Update the records below, replacing every occurrence of "delete-icon" with "remove-icon" and leaving everything else unchanged. Omit the pictures from your answer.

* begin SOURCE MATERIAL *

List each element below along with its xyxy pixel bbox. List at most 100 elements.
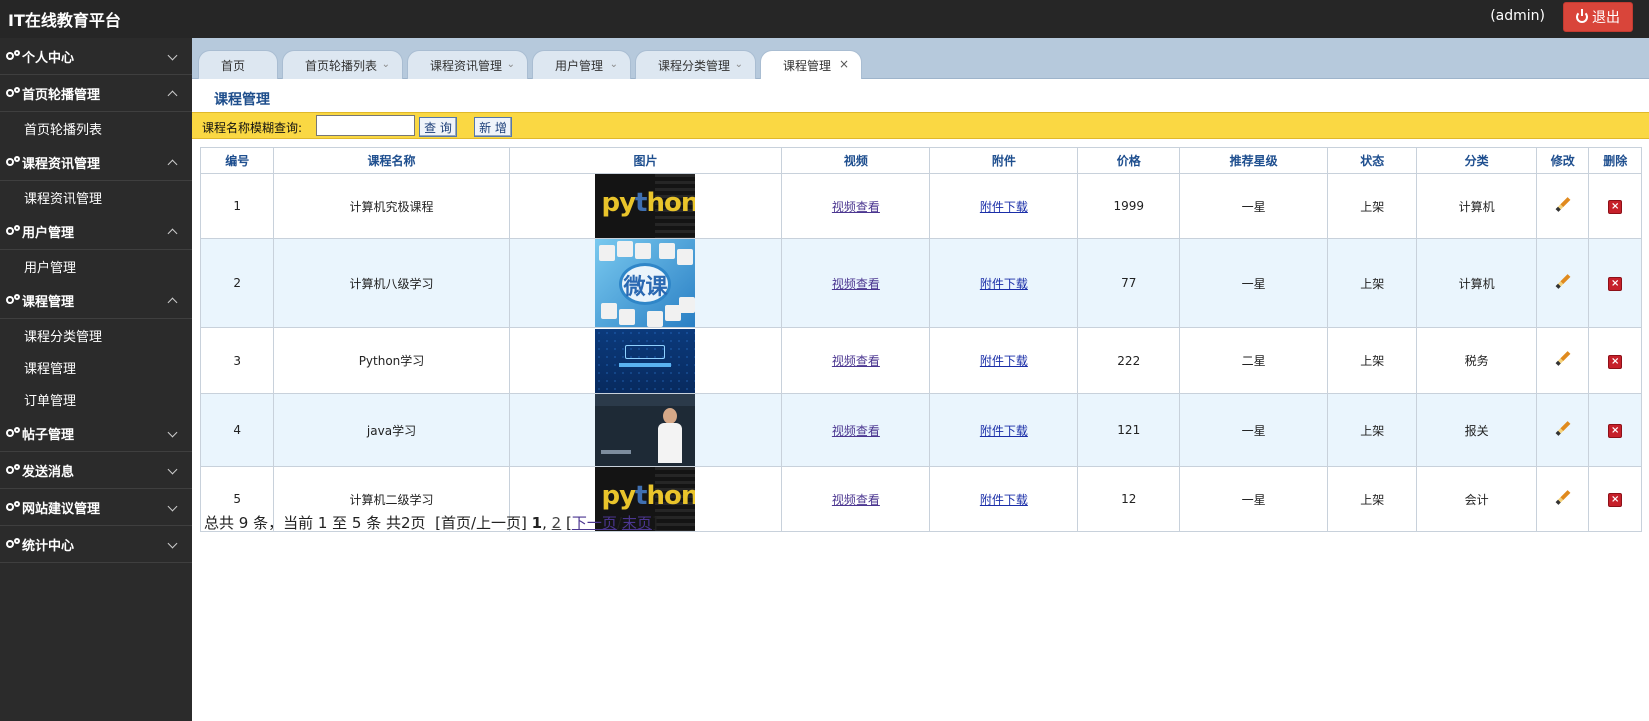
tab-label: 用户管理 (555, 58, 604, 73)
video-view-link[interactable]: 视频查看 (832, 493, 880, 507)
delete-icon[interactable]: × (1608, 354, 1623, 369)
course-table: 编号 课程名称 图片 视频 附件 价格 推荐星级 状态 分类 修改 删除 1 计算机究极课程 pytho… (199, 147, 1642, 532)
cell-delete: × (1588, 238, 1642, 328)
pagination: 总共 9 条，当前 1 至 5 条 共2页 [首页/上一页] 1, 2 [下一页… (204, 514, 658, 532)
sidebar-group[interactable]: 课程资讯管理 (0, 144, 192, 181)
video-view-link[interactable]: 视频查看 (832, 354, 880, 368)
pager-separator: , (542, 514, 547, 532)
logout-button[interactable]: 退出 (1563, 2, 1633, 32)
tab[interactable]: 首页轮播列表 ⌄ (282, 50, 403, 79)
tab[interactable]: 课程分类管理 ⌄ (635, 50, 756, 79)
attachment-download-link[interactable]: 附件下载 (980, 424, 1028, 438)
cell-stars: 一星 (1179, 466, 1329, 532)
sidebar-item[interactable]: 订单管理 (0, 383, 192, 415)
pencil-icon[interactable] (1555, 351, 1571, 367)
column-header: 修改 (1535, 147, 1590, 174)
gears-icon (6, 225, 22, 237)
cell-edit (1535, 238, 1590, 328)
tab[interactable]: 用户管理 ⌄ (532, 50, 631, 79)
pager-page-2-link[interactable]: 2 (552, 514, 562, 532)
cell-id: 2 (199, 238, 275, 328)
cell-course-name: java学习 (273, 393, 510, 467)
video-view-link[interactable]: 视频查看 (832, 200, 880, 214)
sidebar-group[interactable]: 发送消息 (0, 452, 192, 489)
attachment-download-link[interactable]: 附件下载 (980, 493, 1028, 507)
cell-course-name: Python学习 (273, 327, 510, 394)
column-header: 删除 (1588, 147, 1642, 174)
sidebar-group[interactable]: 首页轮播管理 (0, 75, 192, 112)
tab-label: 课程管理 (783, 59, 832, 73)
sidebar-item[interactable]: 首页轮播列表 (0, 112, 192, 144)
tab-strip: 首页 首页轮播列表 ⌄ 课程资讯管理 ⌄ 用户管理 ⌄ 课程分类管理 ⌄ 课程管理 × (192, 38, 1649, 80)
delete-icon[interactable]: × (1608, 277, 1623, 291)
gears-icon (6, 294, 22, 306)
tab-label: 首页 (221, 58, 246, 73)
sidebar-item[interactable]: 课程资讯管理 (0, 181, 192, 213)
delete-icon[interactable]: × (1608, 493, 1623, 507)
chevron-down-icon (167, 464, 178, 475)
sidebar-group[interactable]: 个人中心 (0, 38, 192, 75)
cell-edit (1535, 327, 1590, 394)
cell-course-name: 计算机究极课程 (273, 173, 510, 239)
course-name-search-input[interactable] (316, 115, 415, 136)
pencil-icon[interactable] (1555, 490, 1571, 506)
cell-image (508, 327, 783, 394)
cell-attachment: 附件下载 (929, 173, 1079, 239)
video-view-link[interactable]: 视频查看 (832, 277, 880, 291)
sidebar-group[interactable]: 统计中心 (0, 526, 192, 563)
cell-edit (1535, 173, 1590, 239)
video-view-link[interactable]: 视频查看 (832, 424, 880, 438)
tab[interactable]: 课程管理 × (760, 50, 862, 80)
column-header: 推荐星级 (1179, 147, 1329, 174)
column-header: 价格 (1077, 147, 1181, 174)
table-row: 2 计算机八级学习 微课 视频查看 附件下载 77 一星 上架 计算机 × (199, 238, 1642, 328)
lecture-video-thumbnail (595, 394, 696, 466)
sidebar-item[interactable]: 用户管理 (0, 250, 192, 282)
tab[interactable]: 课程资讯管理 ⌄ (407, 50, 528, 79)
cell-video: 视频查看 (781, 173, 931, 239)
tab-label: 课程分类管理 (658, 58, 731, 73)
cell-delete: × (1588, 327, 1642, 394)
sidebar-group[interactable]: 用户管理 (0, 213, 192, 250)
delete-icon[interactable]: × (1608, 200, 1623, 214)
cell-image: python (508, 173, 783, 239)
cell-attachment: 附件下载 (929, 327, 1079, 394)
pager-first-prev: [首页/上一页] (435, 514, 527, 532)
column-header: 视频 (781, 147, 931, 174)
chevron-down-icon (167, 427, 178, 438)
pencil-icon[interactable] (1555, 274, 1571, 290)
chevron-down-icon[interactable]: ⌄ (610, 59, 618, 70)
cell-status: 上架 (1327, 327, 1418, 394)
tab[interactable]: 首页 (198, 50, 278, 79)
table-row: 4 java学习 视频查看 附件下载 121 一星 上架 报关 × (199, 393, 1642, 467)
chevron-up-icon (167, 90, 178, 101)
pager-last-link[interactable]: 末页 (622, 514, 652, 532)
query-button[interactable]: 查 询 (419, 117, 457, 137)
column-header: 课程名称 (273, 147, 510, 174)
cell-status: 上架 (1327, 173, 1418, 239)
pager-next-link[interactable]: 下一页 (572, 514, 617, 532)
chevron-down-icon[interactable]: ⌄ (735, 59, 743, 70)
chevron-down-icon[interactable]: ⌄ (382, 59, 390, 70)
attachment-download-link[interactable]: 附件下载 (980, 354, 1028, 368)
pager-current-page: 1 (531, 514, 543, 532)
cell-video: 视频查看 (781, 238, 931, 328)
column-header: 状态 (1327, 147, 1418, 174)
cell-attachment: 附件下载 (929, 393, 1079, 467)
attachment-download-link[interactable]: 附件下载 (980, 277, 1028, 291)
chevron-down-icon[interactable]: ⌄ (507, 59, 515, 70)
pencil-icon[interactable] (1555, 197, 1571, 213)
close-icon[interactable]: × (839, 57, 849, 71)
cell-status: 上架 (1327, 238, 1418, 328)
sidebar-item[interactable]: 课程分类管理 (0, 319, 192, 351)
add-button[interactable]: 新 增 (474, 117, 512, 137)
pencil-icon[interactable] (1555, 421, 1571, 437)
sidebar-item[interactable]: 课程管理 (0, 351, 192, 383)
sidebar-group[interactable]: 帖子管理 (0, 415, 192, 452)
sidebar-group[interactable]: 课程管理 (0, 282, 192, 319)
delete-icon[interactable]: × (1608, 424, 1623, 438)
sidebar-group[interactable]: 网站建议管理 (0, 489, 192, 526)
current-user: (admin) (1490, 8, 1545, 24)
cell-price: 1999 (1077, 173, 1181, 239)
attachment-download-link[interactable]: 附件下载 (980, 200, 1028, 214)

* end SOURCE MATERIAL *

▸ **EXERCISE RESPONSE**:
List each element below along with its xyxy pixel bbox. List at most 100 elements.
tab-label: 用户管理 (555, 58, 604, 73)
video-view-link[interactable]: 视频查看 (832, 493, 880, 507)
remove-icon[interactable]: × (1608, 354, 1623, 369)
course-table: 编号 课程名称 图片 视频 附件 价格 推荐星级 状态 分类 修改 删除 1 计算机究极课程 pytho… (199, 147, 1642, 532)
cell-delete: × (1588, 238, 1642, 328)
pagination: 总共 9 条，当前 1 至 5 条 共2页 [首页/上一页] 1, 2 [下一页… (204, 514, 658, 532)
sidebar-group[interactable]: 课程资讯管理 (0, 144, 192, 181)
video-view-link[interactable]: 视频查看 (832, 354, 880, 368)
pager-separator: , (542, 514, 547, 532)
logout-button[interactable]: 退出 (1563, 2, 1633, 32)
tab[interactable]: 首页轮播列表 ⌄ (282, 50, 403, 79)
tab[interactable]: 课程分类管理 ⌄ (635, 50, 756, 79)
attachment-download-link[interactable]: 附件下载 (980, 424, 1028, 438)
cell-stars: 一星 (1179, 466, 1329, 532)
sidebar-item[interactable]: 订单管理 (0, 383, 192, 415)
pencil-icon[interactable] (1555, 351, 1571, 367)
column-header: 修改 (1535, 147, 1590, 174)
gears-icon (6, 225, 22, 237)
cell-edit (1535, 238, 1590, 328)
tab[interactable]: 用户管理 ⌄ (532, 50, 631, 79)
pager-page-2-link[interactable]: 2 (552, 514, 562, 532)
cell-id: 2 (199, 238, 275, 328)
cell-course-name: java学习 (273, 393, 510, 467)
video-view-link[interactable]: 视频查看 (832, 200, 880, 214)
sidebar-group[interactable]: 发送消息 (0, 452, 192, 489)
attachment-download-link[interactable]: 附件下载 (980, 493, 1028, 507)
cell-course-name: Python学习 (273, 327, 510, 394)
column-header: 删除 (1588, 147, 1642, 174)
sidebar-group[interactable]: 首页轮播管理 (0, 75, 192, 112)
tab-label: 课程管理 (783, 59, 832, 73)
sidebar-item[interactable]: 首页轮播列表 (0, 112, 192, 144)
tab-strip: 首页 首页轮播列表 ⌄ 课程资讯管理 ⌄ 用户管理 ⌄ 课程分类管理 ⌄ 课程管理 × (192, 38, 1649, 80)
remove-icon[interactable]: × (1608, 277, 1623, 291)
gears-icon (6, 294, 22, 306)
tab-label: 首页 (221, 58, 246, 73)
sidebar-item[interactable]: 课程资讯管理 (0, 181, 192, 213)
remove-icon[interactable]: × (1608, 493, 1623, 507)
chevron-down-icon (167, 464, 178, 475)
sidebar-group[interactable]: 个人中心 (0, 38, 192, 75)
cell-edit (1535, 327, 1590, 394)
cell-course-name: 计算机究极课程 (273, 173, 510, 239)
course-name-search-input[interactable] (316, 115, 415, 136)
pencil-icon[interactable] (1555, 490, 1571, 506)
cell-image (508, 327, 783, 394)
cell-attachment: 附件下载 (929, 173, 1079, 239)
video-view-link[interactable]: 视频查看 (832, 277, 880, 291)
sidebar-group[interactable]: 统计中心 (0, 526, 192, 563)
cell-edit (1535, 173, 1590, 239)
video-view-link[interactable]: 视频查看 (832, 424, 880, 438)
tab[interactable]: 课程管理 × (760, 50, 862, 80)
column-header: 推荐星级 (1179, 147, 1329, 174)
column-header: 价格 (1077, 147, 1181, 174)
table-row: 2 计算机八级学习 微课 视频查看 附件下载 77 一星 上架 计算机 × (199, 238, 1642, 328)
lecture-video-thumbnail (595, 394, 696, 466)
sidebar-item[interactable]: 用户管理 (0, 250, 192, 282)
tab[interactable]: 课程资讯管理 ⌄ (407, 50, 528, 79)
cell-video: 视频查看 (781, 173, 931, 239)
tab-label: 课程分类管理 (658, 58, 731, 73)
cell-delete: × (1588, 327, 1642, 394)
sidebar-group[interactable]: 用户管理 (0, 213, 192, 250)
remove-icon[interactable]: × (1608, 200, 1623, 214)
cell-image: python (508, 173, 783, 239)
cell-attachment: 附件下载 (929, 327, 1079, 394)
pager-first-prev: [首页/上一页] (435, 514, 527, 532)
column-header: 视频 (781, 147, 931, 174)
chevron-down-icon (167, 427, 178, 438)
pencil-icon[interactable] (1555, 274, 1571, 290)
chevron-down-icon[interactable]: ⌄ (610, 59, 618, 70)
cell-status: 上架 (1327, 327, 1418, 394)
tab[interactable]: 首页 (198, 50, 278, 79)
table-row: 4 java学习 视频查看 附件下载 121 一星 上架 报关 × (199, 393, 1642, 467)
chevron-up-icon (167, 90, 178, 101)
pager-last-link[interactable]: 末页 (622, 514, 652, 532)
query-button[interactable]: 查 询 (419, 117, 457, 137)
column-header: 课程名称 (273, 147, 510, 174)
cell-status: 上架 (1327, 173, 1418, 239)
pager-next-link[interactable]: 下一页 (572, 514, 617, 532)
chevron-down-icon[interactable]: ⌄ (735, 59, 743, 70)
chevron-down-icon[interactable]: ⌄ (382, 59, 390, 70)
attachment-download-link[interactable]: 附件下载 (980, 354, 1028, 368)
pager-current-page: 1 (531, 514, 543, 532)
cell-video: 视频查看 (781, 238, 931, 328)
column-header: 状态 (1327, 147, 1418, 174)
cell-attachment: 附件下载 (929, 393, 1079, 467)
attachment-download-link[interactable]: 附件下载 (980, 277, 1028, 291)
chevron-down-icon[interactable]: ⌄ (507, 59, 515, 70)
pencil-icon[interactable] (1555, 197, 1571, 213)
close-icon[interactable]: × (839, 57, 849, 71)
cell-status: 上架 (1327, 238, 1418, 328)
sidebar-item[interactable]: 课程分类管理 (0, 319, 192, 351)
add-button[interactable]: 新 增 (474, 117, 512, 137)
pencil-icon[interactable] (1555, 421, 1571, 437)
sidebar-item[interactable]: 课程管理 (0, 351, 192, 383)
sidebar-group[interactable]: 帖子管理 (0, 415, 192, 452)
sidebar-group[interactable]: 课程管理 (0, 282, 192, 319)
remove-icon[interactable]: × (1608, 424, 1623, 438)
sidebar-group[interactable]: 网站建议管理 (0, 489, 192, 526)
current-user: (admin) (1490, 8, 1545, 24)
cell-price: 1999 (1077, 173, 1181, 239)
attachment-download-link[interactable]: 附件下载 (980, 200, 1028, 214)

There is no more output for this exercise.